##### Records shown #####

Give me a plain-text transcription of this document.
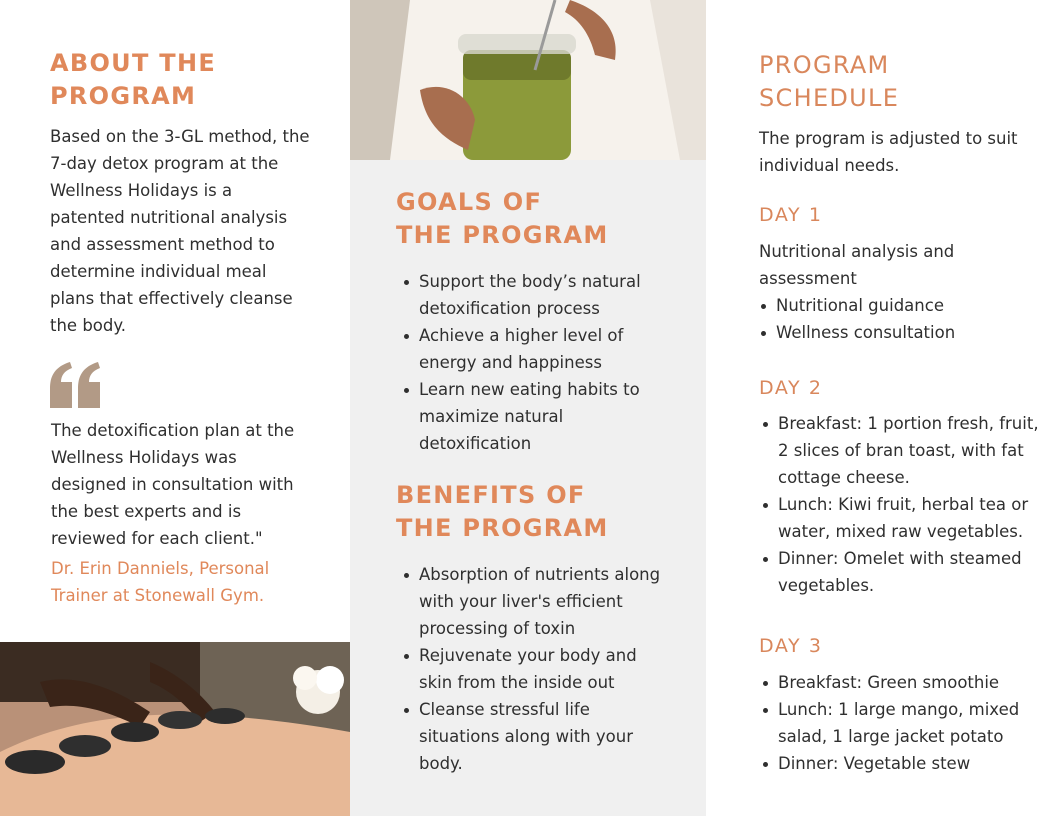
ABOUT THE
PROGRAM

Based on the 3-GL method, the 7-day detox program at the Wellness Holidays is a patented nutritional analysis and assessment method to determine individual meal plans that effectively cleanse the body.

The detoxification plan at the Wellness Holidays was designed in consultation with the best experts and is reviewed for each client."

Dr. Erin Danniels, Personal Trainer at Stonewall Gym.

GOALS OF
THE PROGRAM
Support the body’s natural detoxification process
Achieve a higher level of energy and happiness
Learn new eating habits to maximize natural detoxification
BENEFITS OF
THE PROGRAM
Absorption of nutrients along with your liver's efficient processing of toxin
Rejuvenate your body and skin from the inside out
Cleanse stressful life situations along with your body.
PROGRAM
SCHEDULE

The program is adjusted to suit individual needs.

DAY 1

Nutritional analysis and assessment

Nutritional guidance
Wellness consultation
DAY 2
Breakfast: 1 portion fresh, fruit, 2 slices of bran toast, with fat cottage cheese.
Lunch: Kiwi fruit, herbal tea or water, mixed raw vegetables.
Dinner: Omelet with steamed vegetables.
DAY 3
Breakfast: Green smoothie
Lunch: 1 large mango, mixed salad, 1 large jacket potato
Dinner: Vegetable stew
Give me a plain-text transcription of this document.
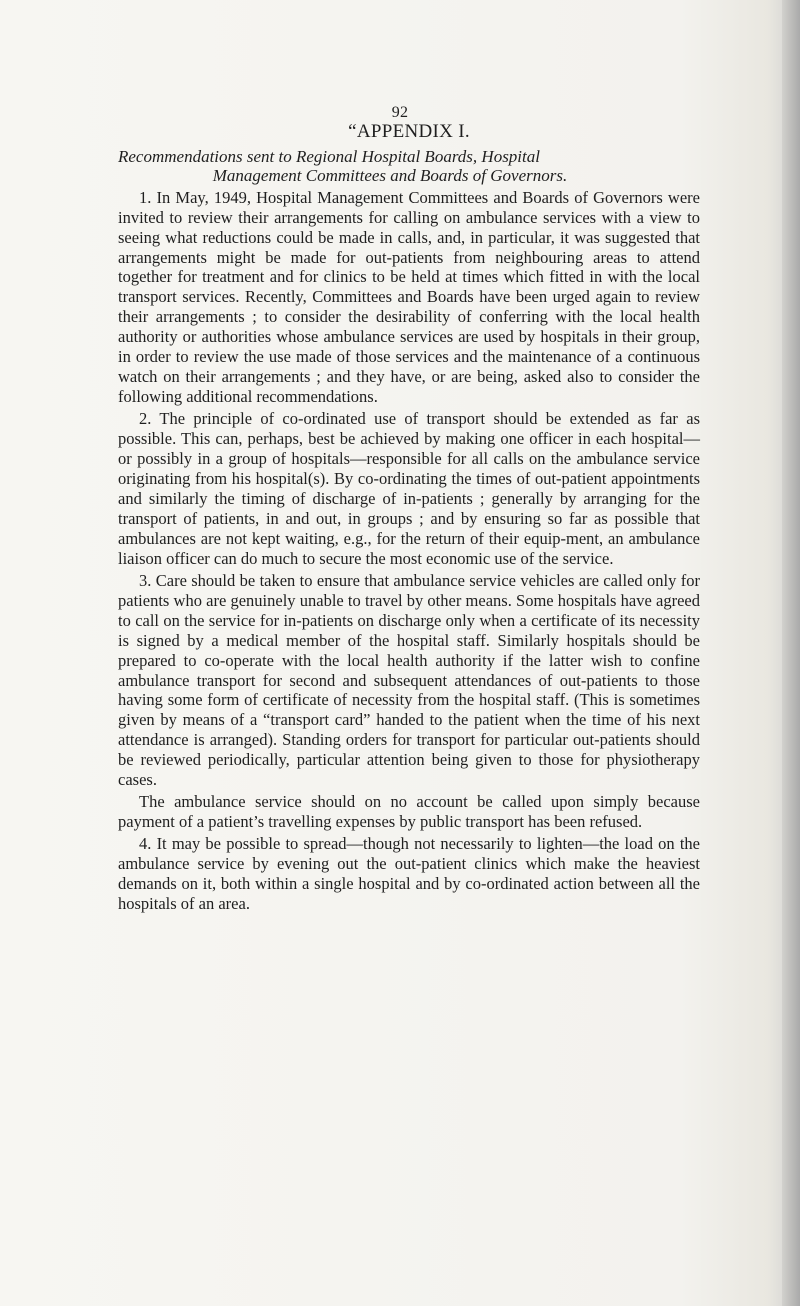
92
“APPENDIX I.
Recommendations sent to Regional Hospital Boards, Hospital
Management Committees and Boards of Governors.

1. In May, 1949, Hospital Management Committees and Boards of Governors were invited to review their arrangements for calling on ambulance services with a view to seeing what reductions could be made in calls, and, in particular, it was suggested that arrangements might be made for out-patients from neighbouring areas to attend together for treatment and for clinics to be held at times which fitted in with the local transport services. Recently, Committees and Boards have been urged again to review their arrangements ; to consider the desirability of conferring with the local health authority or authorities whose ambulance services are used by hospitals in their group, in order to review the use made of those services and the maintenance of a continuous watch on their arrangements ; and they have, or are being, asked also to consider the following additional recommendations.

2. The principle of co-ordinated use of transport should be extended as far as possible. This can, perhaps, best be achieved by making one officer in each hospital—or possibly in a group of hospitals—responsible for all calls on the ambulance service originating from his hospital(s). By co-ordinating the times of out-patient appointments and similarly the timing of discharge of in-patients ; generally by arranging for the transport of patients, in and out, in groups ; and by ensuring so far as possible that ambulances are not kept waiting, e.g., for the return of their equip-ment, an ambulance liaison officer can do much to secure the most economic use of the service.

3. Care should be taken to ensure that ambulance service vehicles are called only for patients who are genuinely unable to travel by other means. Some hospitals have agreed to call on the service for in-patients on discharge only when a certificate of its necessity is signed by a medical member of the hospital staff. Similarly hospitals should be prepared to co-operate with the local health authority if the latter wish to confine ambulance transport for second and subsequent attendances of out-patients to those having some form of certificate of necessity from the hospital staff. (This is sometimes given by means of a “transport card” handed to the patient when the time of his next attendance is arranged). Standing orders for transport for particular out-patients should be reviewed periodically, particular attention being given to those for physiotherapy cases.

The ambulance service should on no account be called upon simply because payment of a patient’s travelling expenses by public transport has been refused.

4. It may be possible to spread—though not necessarily to lighten—the load on the ambulance service by evening out the out-patient clinics which make the heaviest demands on it, both within a single hospital and by co-ordinated action between all the hospitals of an area.
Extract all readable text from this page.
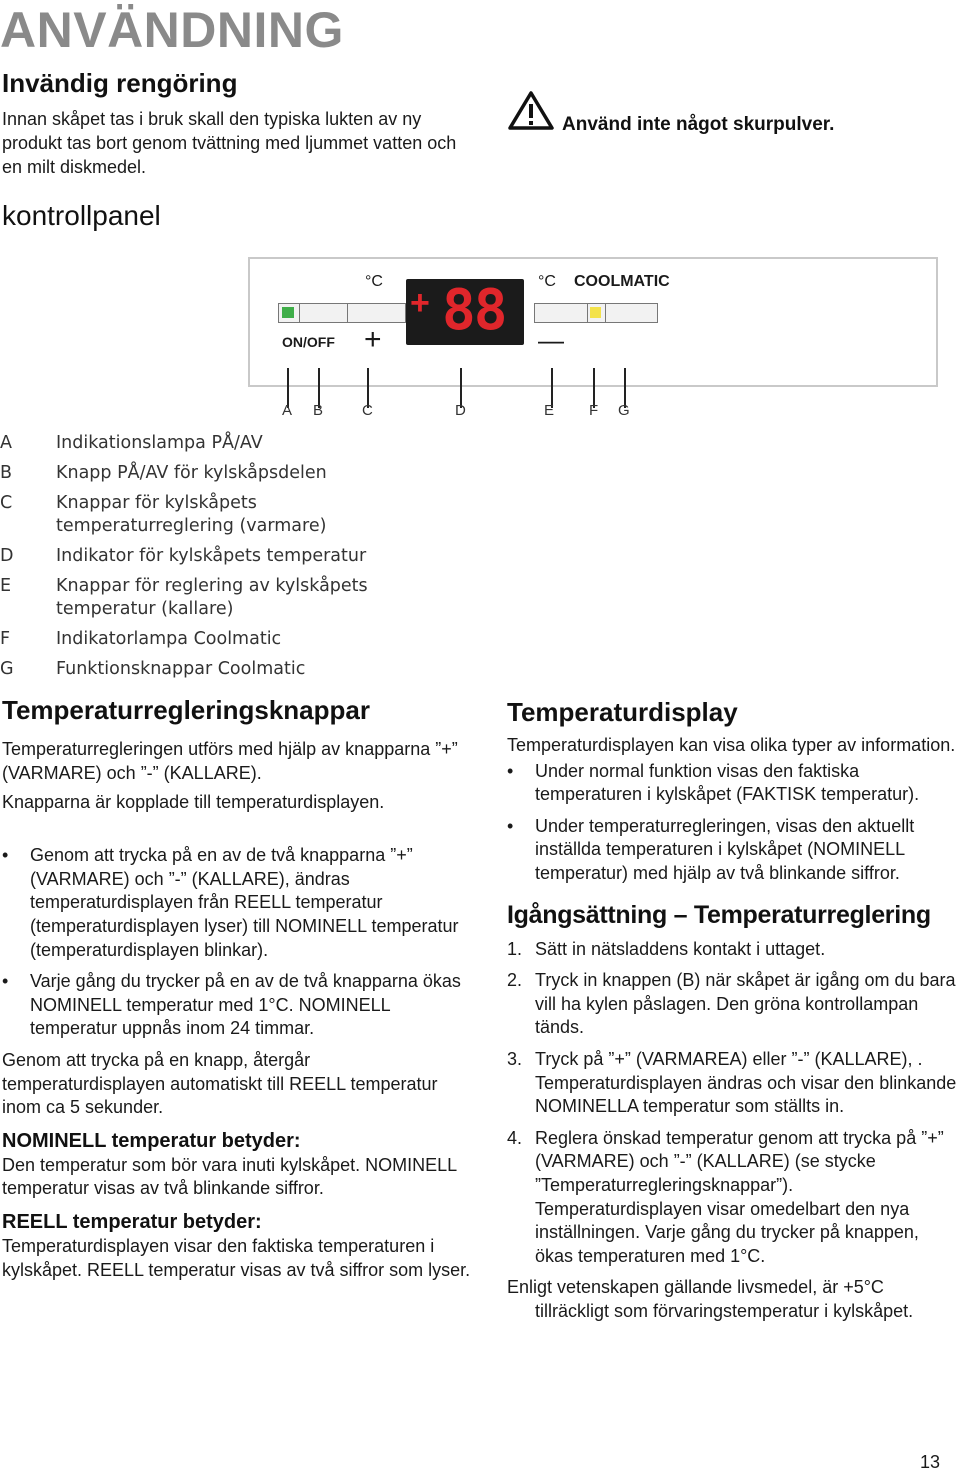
ANVÄNDNING
Invändig rengöring

Innan skåpet tas i bruk skall den typiska lukten av ny produkt tas bort genom tvättning med ljummet vatten och en milt diskmedel.

Använd inte något skurpulver.
kontrollpanel
°C	°C COOLMATIC
ON/OFF +
+ 88 —
A B	C	D	E F G
A	Indikationslampa PÅ/AV
B	Knapp PÅ/AV för kylskåpsdelen
C	Knappar för kylskåpets temperaturreglering (varmare)
D	Indikator för kylskåpets temperatur
E	Knappar för reglering av kylskåpets temperatur (kallare)
F	Indikatorlampa Coolmatic
G	Funktionsknappar Coolmatic
Temperaturregleringsknappar

Temperaturregleringen utförs med hjälp av knapparna ”+” (VARMARE) och ”-” (KALLARE).

Knapparna är kopplade till temperaturdisplayen.

• Genom att trycka på en av de två knapparna ”+” (VARMARE) och ”-” (KALLARE), ändras temperaturdisplayen från REELL temperatur (temperaturdisplayen lyser) till NOMINELL temperatur (temperaturdisplayen blinkar).
• Varje gång du trycker på en av de två knapparna ökas NOMINELL temperatur med 1°C. NOMINELL temperatur uppnås inom 24 timmar.

Genom att trycka på en knapp, återgår temperaturdisplayen automatiskt till REELL temperatur inom ca 5 sekunder.

NOMINELL temperatur betyder:

Den temperatur som bör vara inuti kylskåpet. NOMINELL temperatur visas av två blinkande siffror.

REELL temperatur betyder:

Temperaturdisplayen visar den faktiska temperaturen i kylskåpet. REELL temperatur visas av två siffror som lyser.

Temperaturdisplay

Temperaturdisplayen kan visa olika typer av information.

• Under normal funktion visas den faktiska temperaturen i kylskåpet (FAKTISK temperatur).
• Under temperaturregleringen, visas den aktuellt inställda temperaturen i kylskåpet (NOMINELL temperatur) med hjälp av två blinkande siffror.
Igångsättning – Temperaturreglering
1. Sätt in nätsladdens kontakt i uttaget.
2. Tryck in knappen (B) när skåpet är igång om du bara vill ha kylen påslagen. Den gröna kontrollampan tänds.
3. Tryck på ”+” (VARMAREA) eller ”-” (KALLARE), . Temperaturdisplayen ändras och visar den blinkande NOMINELLA temperatur som ställts in.
4. Reglera önskad temperatur genom att trycka på ”+” (VARMARE) och ”-” (KALLARE) (se stycke ”Temperaturregleringsknappar”). Temperaturdisplayen visar omedelbart den nya inställningen. Varje gång du trycker på knappen, ökas temperaturen med 1°C.

Enligt vetenskapen gällande livsmedel, är +5°C tillräckligt som förvaringstemperatur i kylskåpet.

13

#####

* **Exercise directions**:
Each line of the data that holds "individual" should be reported.

* **Exercise answer**:
Based on the 3-GL method, the 7-day detox program at the Wellness Holidays is a patented nutritional analysis and assessment method to determine individual meal plans that effectively cleanse the body.
The program is adjusted to suit individual needs.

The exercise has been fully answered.